[Recorded data]
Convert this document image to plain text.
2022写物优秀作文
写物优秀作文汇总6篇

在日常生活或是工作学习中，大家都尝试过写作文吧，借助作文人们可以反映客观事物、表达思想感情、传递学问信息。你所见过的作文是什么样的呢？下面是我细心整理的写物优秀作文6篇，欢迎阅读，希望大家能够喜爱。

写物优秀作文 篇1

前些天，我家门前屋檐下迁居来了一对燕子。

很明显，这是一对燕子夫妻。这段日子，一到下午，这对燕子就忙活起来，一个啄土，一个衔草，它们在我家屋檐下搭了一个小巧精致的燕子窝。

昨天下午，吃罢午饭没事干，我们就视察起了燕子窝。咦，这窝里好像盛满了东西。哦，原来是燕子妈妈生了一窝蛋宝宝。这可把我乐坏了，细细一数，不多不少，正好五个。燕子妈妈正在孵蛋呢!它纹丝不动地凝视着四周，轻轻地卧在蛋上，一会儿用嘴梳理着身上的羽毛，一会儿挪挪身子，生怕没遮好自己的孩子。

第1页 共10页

What to do |
Can you restate every record above word for word?

Written solution |
Convert this document image to plain text.
2022写物优秀作文
写物优秀作文汇总6篇

在日常生活或是工作学习中，大家都尝试过写作文吧，借助作文人们可以反映客观事物、表达思想感情、传递学问信息。你所见过的作文是什么样的呢？下面是我细心整理的写物优秀作文6篇，欢迎阅读，希望大家能够喜爱。

写物优秀作文 篇1

前些天，我家门前屋檐下迁居来了一对燕子。

很明显，这是一对燕子夫妻。这段日子，一到下午，这对燕子就忙活起来，一个啄土，一个衔草，它们在我家屋檐下搭了一个小巧精致的燕子窝。

昨天下午，吃罢午饭没事干，我们就视察起了燕子窝。咦，这窝里好像盛满了东西。哦，原来是燕子妈妈生了一窝蛋宝宝。这可把我乐坏了，细细一数，不多不少，正好五个。燕子妈妈正在孵蛋呢!它纹丝不动地凝视着四周，轻轻地卧在蛋上，一会儿用嘴梳理着身上的羽毛，一会儿挪挪身子，生怕没遮好自己的孩子。

第1页 共10页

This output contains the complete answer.